Brano fornito
● ● ●
La sua impresa è stata documentata nel film “Free solo”, nei cinema italiani dal 19 febbraio, vincitore del premio BAFTA e dell’Oscar come miglior documentario. Il film è stato diretto da Jimmy Chin, fotografo di National Geographic e filmaker, amico di Honnold e a sua volta arrampicatore, e sua moglie Chain Vasarhelyi.

 

Le riprese iniziano un anno prima della scalata in libera e seguono la sua preparazione non solo fisica, ma anche quella mentale. Per addomesticare la paura, ha ripetuto più volte la via e alcune sue parti in cordata fino a sentirsi a suo agio. Un’ossessione per trovare i movimenti perfetti ed eseguirli alla perfezione, fino a che le dite delle mani potessero riconoscere a memoria da sole le prese. Un allenamento innanzitutto del suo subconscio, in modo da potersi godere l’arrampicata senza adrenalina (passati i punti chiave, sul suo volto compare un ghigno compiaciuto che si porta fino in cima). Durante i mesi di preparazione si è scritto su un quaderno tutti i movimenti che doveva fare, e ogni tipologia di presa.

 

Honnold ha iniziato la sua carriera da free soloist perché era talmente introverso che aveva paura di interfacciarsi con le altre persone. Diventando sempre più famoso con il passare del tempo è stato costretto a uscire dal proprio guscio, e paradossalmente le telecamere lo hanno aiutato a esprimersi e a comunicare i suoi sentimenti. Il suo approccio all’arrampicata dimostra che la sua non è una scelta adrenalinica o di chi non ha motivi per vivere e non si cura di rischiare la pelle, come si potrebbe pensare superficialmente: Honnold è invece uno che vuole vivere appieno la sua vita, facendo quello che lo rende se stesso. È pronto ad accettare la morte scalando, sa che potrebbe cadere, ma non vuole che succeda di fronte ai suoi amici e alle telecamere. Nel film racconta che il primo tentativo di scalata in free solo di El Capitan fallì dopo appena cento metri proprio per la presenza delle telecamere che lo facevano sentire meno sicuro. Ma anche questa paura è stata superata: “Niente di buono viene fuori quando si sta comodi e sicuri”, dice Honnold nel documentario.
● ● ●
Dati archiviati

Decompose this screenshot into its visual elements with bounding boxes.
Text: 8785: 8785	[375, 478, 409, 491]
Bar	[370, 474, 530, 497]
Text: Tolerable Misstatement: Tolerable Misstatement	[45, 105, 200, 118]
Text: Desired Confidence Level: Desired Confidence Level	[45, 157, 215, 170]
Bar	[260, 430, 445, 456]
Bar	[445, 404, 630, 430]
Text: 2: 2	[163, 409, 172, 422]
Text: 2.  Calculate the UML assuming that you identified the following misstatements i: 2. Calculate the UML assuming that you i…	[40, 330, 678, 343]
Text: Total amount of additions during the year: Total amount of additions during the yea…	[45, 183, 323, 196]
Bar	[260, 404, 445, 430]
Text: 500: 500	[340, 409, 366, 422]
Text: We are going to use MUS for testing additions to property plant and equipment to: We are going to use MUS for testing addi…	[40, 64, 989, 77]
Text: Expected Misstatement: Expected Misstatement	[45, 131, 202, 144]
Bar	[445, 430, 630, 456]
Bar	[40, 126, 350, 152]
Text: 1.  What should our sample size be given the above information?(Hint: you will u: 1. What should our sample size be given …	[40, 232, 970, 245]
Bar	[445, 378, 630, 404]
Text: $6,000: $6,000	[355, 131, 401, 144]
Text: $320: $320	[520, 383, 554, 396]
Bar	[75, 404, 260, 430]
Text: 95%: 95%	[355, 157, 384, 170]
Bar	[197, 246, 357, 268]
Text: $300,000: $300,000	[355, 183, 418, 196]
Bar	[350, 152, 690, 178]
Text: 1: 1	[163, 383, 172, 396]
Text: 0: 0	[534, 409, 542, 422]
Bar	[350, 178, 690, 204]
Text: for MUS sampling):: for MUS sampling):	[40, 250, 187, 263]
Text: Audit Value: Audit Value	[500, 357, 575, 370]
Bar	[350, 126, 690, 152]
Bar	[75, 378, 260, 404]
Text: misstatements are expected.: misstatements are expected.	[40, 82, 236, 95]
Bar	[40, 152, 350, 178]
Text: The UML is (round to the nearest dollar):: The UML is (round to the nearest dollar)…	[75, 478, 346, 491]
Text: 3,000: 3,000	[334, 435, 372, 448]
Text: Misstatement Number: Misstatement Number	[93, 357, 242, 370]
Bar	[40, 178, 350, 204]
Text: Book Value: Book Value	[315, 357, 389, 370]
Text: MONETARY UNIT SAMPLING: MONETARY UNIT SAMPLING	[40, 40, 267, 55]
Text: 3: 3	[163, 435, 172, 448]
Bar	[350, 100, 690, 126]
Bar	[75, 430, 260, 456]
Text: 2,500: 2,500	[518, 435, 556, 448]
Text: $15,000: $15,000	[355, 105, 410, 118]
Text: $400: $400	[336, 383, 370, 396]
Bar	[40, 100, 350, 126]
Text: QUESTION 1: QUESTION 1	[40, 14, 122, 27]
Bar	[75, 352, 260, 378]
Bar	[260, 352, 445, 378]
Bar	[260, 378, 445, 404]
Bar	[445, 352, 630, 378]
● ● ●
Consegna
Trascrivi la parte del brano sul documentario che inizia con "La sua impresa" e termina con "moglie Chain Vasarhelyi.", sostituendo "fotografo" con "giornalista".

Risposta
La sua impresa è stata documentata nel film “Free solo”, nei cinema italiani dal 19 febbraio, vincitore del premio BAFTA e dell’Oscar come miglior documentario. Il film è stato diretto da Jimmy Chin, giornalista di National Geographic e filmaker, amico di Honnold e a sua volta arrampicatore, e sua moglie Chain Vasarhelyi.